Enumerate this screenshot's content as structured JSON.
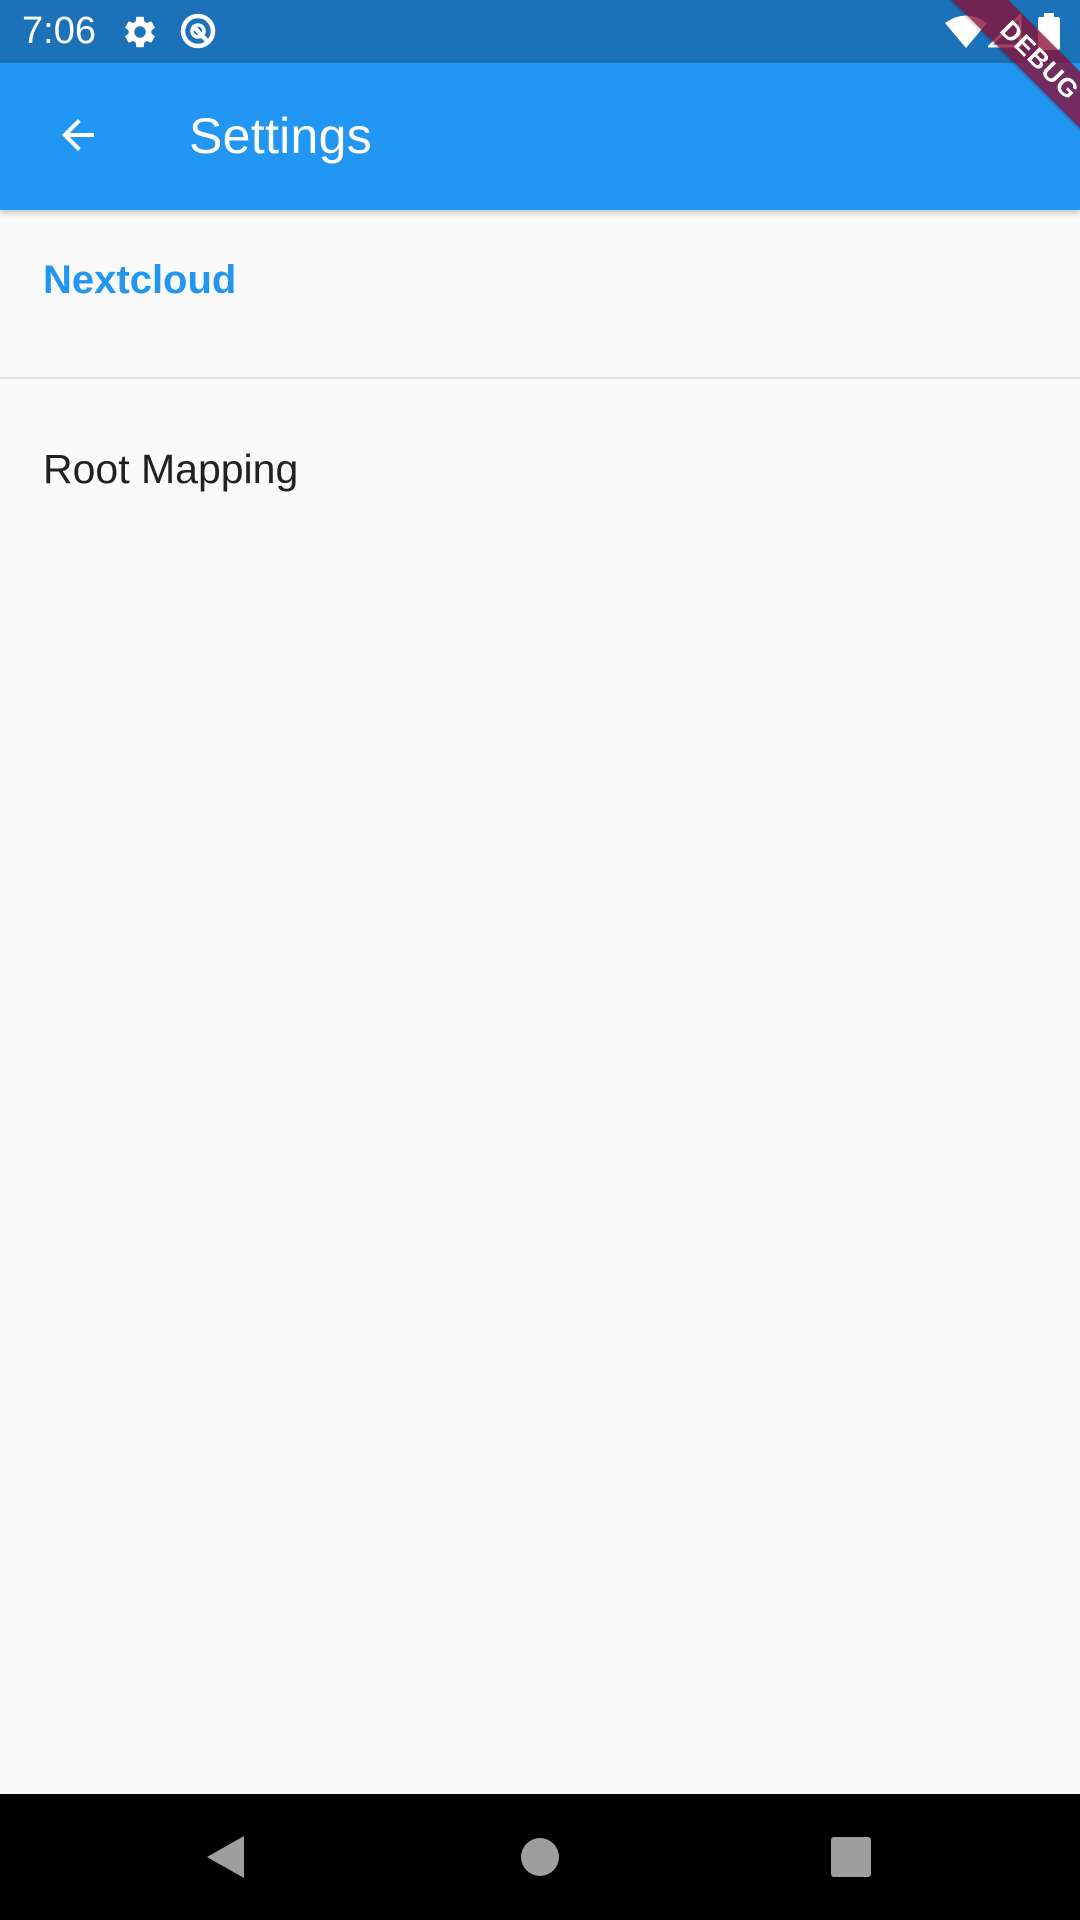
{
  "status_bar": {
    "time": "7:06",
    "icons": [
      "gear-icon",
      "data-saver-icon",
      "wifi-icon",
      "signal-icon",
      "battery-icon"
    ],
    "background": "#1b72b8"
  },
  "app_bar": {
    "title": "Settings",
    "back_icon": "arrow-back-icon",
    "background": "#2196f3"
  },
  "debug_banner": {
    "label": "DEBUG"
  },
  "settings": {
    "section_title": "Nextcloud",
    "section_color": "#2196f3",
    "items": [
      {
        "title": "Root Mapping"
      }
    ]
  },
  "nav_bar": {
    "buttons": [
      "back-triangle-icon",
      "home-circle-icon",
      "recents-square-icon"
    ]
  }
}
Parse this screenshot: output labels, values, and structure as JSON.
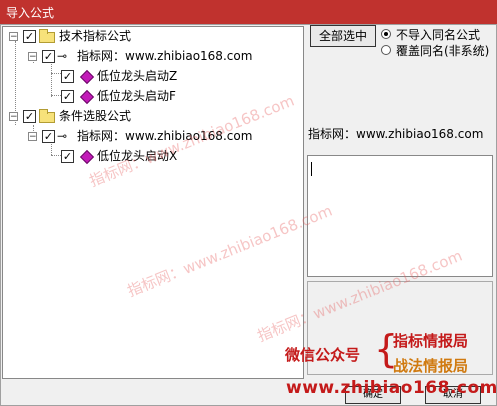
{
  "window": {
    "title": "导入公式"
  },
  "tree": {
    "root1": {
      "label": "技术指标公式",
      "checked": true,
      "expanded": true
    },
    "root1_site": {
      "label": "指标网：www.zhibiao168.com",
      "checked": true,
      "expanded": true
    },
    "root1_items": [
      {
        "label": "低位龙头启动Z",
        "checked": true
      },
      {
        "label": "低位龙头启动F",
        "checked": true
      }
    ],
    "root2": {
      "label": "条件选股公式",
      "checked": true,
      "expanded": true
    },
    "root2_site": {
      "label": "指标网：www.zhibiao168.com",
      "checked": true,
      "expanded": true
    },
    "root2_items": [
      {
        "label": "低位龙头启动X",
        "checked": true
      }
    ]
  },
  "controls": {
    "select_all": "全部选中",
    "radio_skip": "不导入同名公式",
    "radio_overwrite": "覆盖同名(非系统)",
    "selected_radio": "skip"
  },
  "detail": {
    "site_label": "指标网：www.zhibiao168.com"
  },
  "ads": {
    "wechat": "微信公众号",
    "brace": "{",
    "line1": "指标情报局",
    "line2": "战法情报局",
    "url": "www.zhibiao168.com"
  },
  "buttons": {
    "ok": "确定",
    "cancel": "取消"
  },
  "watermarks": [
    "指标网：www.zhibiao168.com",
    "指标网：www.zhibiao168.com",
    "指标网：www.zhibiao168.com"
  ],
  "colors": {
    "titlebar": "#c0322e",
    "ad_red": "#c41a1a",
    "ad_orange": "#d07a10",
    "watermark": "#e65a5a"
  },
  "icons": {
    "folder": "folder-icon",
    "key": "key-icon",
    "formula": "formula-gem-icon"
  }
}
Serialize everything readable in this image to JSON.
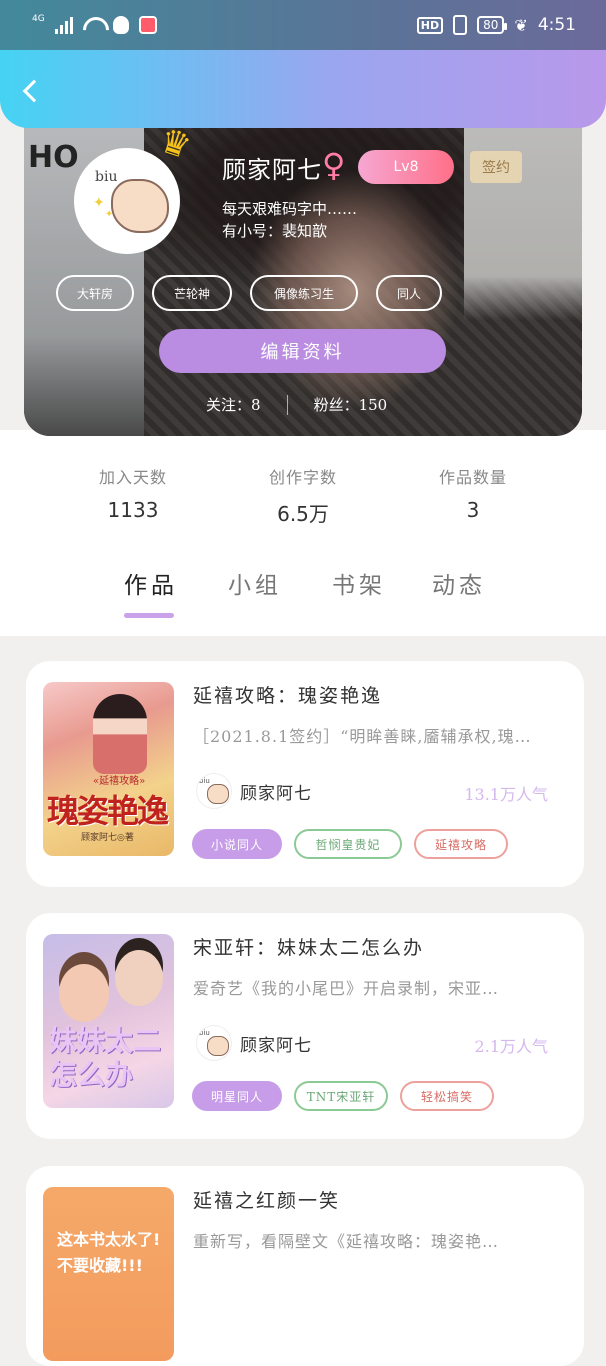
{
  "status_bar": {
    "network": "4G",
    "hd": "HD",
    "battery": "80",
    "time": "4:51"
  },
  "profile": {
    "wall_text": "HO",
    "avatar_text": "biu",
    "nickname": "顾家阿七",
    "gender_symbol": "♀",
    "level": "Lv8",
    "sign_label": "签约",
    "bio_lines": [
      "每天艰难码字中……",
      "有小号：裴知歆"
    ],
    "tags": [
      "大轩房",
      "芒轮神",
      "偶像练习生",
      "同人"
    ],
    "edit_button": "编辑资料",
    "following_label": "关注：",
    "following": "8",
    "fans_label": "粉丝：",
    "fans": "150"
  },
  "stats": [
    {
      "label": "加入天数",
      "value": "1133"
    },
    {
      "label": "创作字数",
      "value": "6.5万"
    },
    {
      "label": "作品数量",
      "value": "3"
    }
  ],
  "tabs": [
    "作品",
    "小组",
    "书架",
    "动态"
  ],
  "active_tab": "作品",
  "works": [
    {
      "title": "延禧攻略：瑰姿艳逸",
      "desc": "［2021.8.1签约］“明眸善睐,靥辅承权,瑰…",
      "cover_title": "瑰姿艳逸",
      "cover_sub": "«延禧攻略»",
      "cover_author": "顾家阿七◎著",
      "author": "顾家阿七",
      "popularity": "13.1万人气",
      "chips": [
        "小说同人",
        "哲悯皇贵妃",
        "延禧攻略"
      ]
    },
    {
      "title": "宋亚轩：妹妹太二怎么办",
      "desc": "爱奇艺《我的小尾巴》开启录制，宋亚…",
      "cover_title": "妹妹太二怎么办",
      "author": "顾家阿七",
      "popularity": "2.1万人气",
      "chips": [
        "明星同人",
        "TNT宋亚轩",
        "轻松搞笑"
      ]
    },
    {
      "title": "延禧之红颜一笑",
      "desc": "重新写，看隔壁文《延禧攻略：瑰姿艳…",
      "cover_title": "这本书太水了!\n不要收藏!!!"
    }
  ]
}
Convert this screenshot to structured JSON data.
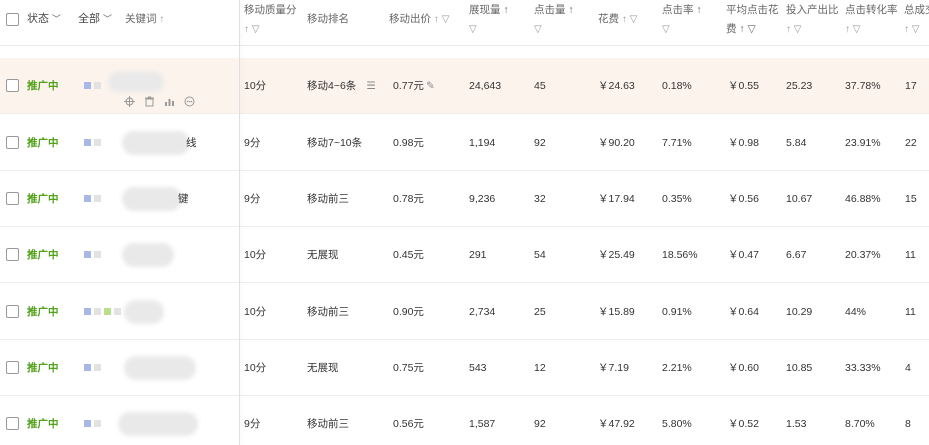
{
  "header": {
    "status_label": "状态",
    "all_label": "全部",
    "keyword_label": "关键词",
    "columns": [
      {
        "label": "移动质量分",
        "sub": "↑ ▽"
      },
      {
        "label": "移动排名",
        "sub": ""
      },
      {
        "label": "移动出价",
        "sub": "↑ ▽"
      },
      {
        "label": "展现量 ↑",
        "sub": "▽"
      },
      {
        "label": "点击量 ↑",
        "sub": "▽"
      },
      {
        "label": "花费",
        "sub": "↑ ▽"
      },
      {
        "label": "点击率 ↑",
        "sub": "▽"
      },
      {
        "label": "平均点击花",
        "sub": "费 ↑ ▽"
      },
      {
        "label": "投入产出比",
        "sub": "↑ ▽"
      },
      {
        "label": "点击转化率",
        "sub": "↑ ▽"
      },
      {
        "label": "总成交",
        "sub": "↑ ▽"
      }
    ]
  },
  "rows": [
    {
      "status": "推广中",
      "kw_suffix": "",
      "quality": "10分",
      "rank": "移动4~6条",
      "bid": "0.77元",
      "impressions": "24,643",
      "clicks": "45",
      "cost": "￥24.63",
      "ctr": "0.18%",
      "cpc": "￥0.55",
      "roi": "25.23",
      "cvr": "37.78%",
      "total": "17"
    },
    {
      "status": "推广中",
      "kw_suffix": "线",
      "quality": "9分",
      "rank": "移动7~10条",
      "bid": "0.98元",
      "impressions": "1,194",
      "clicks": "92",
      "cost": "￥90.20",
      "ctr": "7.71%",
      "cpc": "￥0.98",
      "roi": "5.84",
      "cvr": "23.91%",
      "total": "22"
    },
    {
      "status": "推广中",
      "kw_suffix": "键",
      "quality": "9分",
      "rank": "移动前三",
      "bid": "0.78元",
      "impressions": "9,236",
      "clicks": "32",
      "cost": "￥17.94",
      "ctr": "0.35%",
      "cpc": "￥0.56",
      "roi": "10.67",
      "cvr": "46.88%",
      "total": "15"
    },
    {
      "status": "推广中",
      "kw_suffix": "",
      "quality": "10分",
      "rank": "无展现",
      "bid": "0.45元",
      "impressions": "291",
      "clicks": "54",
      "cost": "￥25.49",
      "ctr": "18.56%",
      "cpc": "￥0.47",
      "roi": "6.67",
      "cvr": "20.37%",
      "total": "11"
    },
    {
      "status": "推广中",
      "kw_suffix": "",
      "quality": "10分",
      "rank": "移动前三",
      "bid": "0.90元",
      "impressions": "2,734",
      "clicks": "25",
      "cost": "￥15.89",
      "ctr": "0.91%",
      "cpc": "￥0.64",
      "roi": "10.29",
      "cvr": "44%",
      "total": "11"
    },
    {
      "status": "推广中",
      "kw_suffix": "",
      "quality": "10分",
      "rank": "无展现",
      "bid": "0.75元",
      "impressions": "543",
      "clicks": "12",
      "cost": "￥7.19",
      "ctr": "2.21%",
      "cpc": "￥0.60",
      "roi": "10.85",
      "cvr": "33.33%",
      "total": "4"
    },
    {
      "status": "推广中",
      "kw_suffix": "",
      "quality": "9分",
      "rank": "移动前三",
      "bid": "0.56元",
      "impressions": "1,587",
      "clicks": "92",
      "cost": "￥47.92",
      "ctr": "5.80%",
      "cpc": "￥0.52",
      "roi": "1.53",
      "cvr": "8.70%",
      "total": "8"
    }
  ],
  "colors": {
    "status_green": "#52a11a",
    "highlight_row": "#fbf3ec",
    "tag_blue": "#a7b8e8"
  }
}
□ □ □ □ □
SET EXERCISE:
Take every line above carrying "顾家阿七" and return it.

THE COMPLETED TASK:
    "nickname": "顾家阿七",
      "cover_author": "顾家阿七◎著",
      "author": "顾家阿七",
      "author": "顾家阿七",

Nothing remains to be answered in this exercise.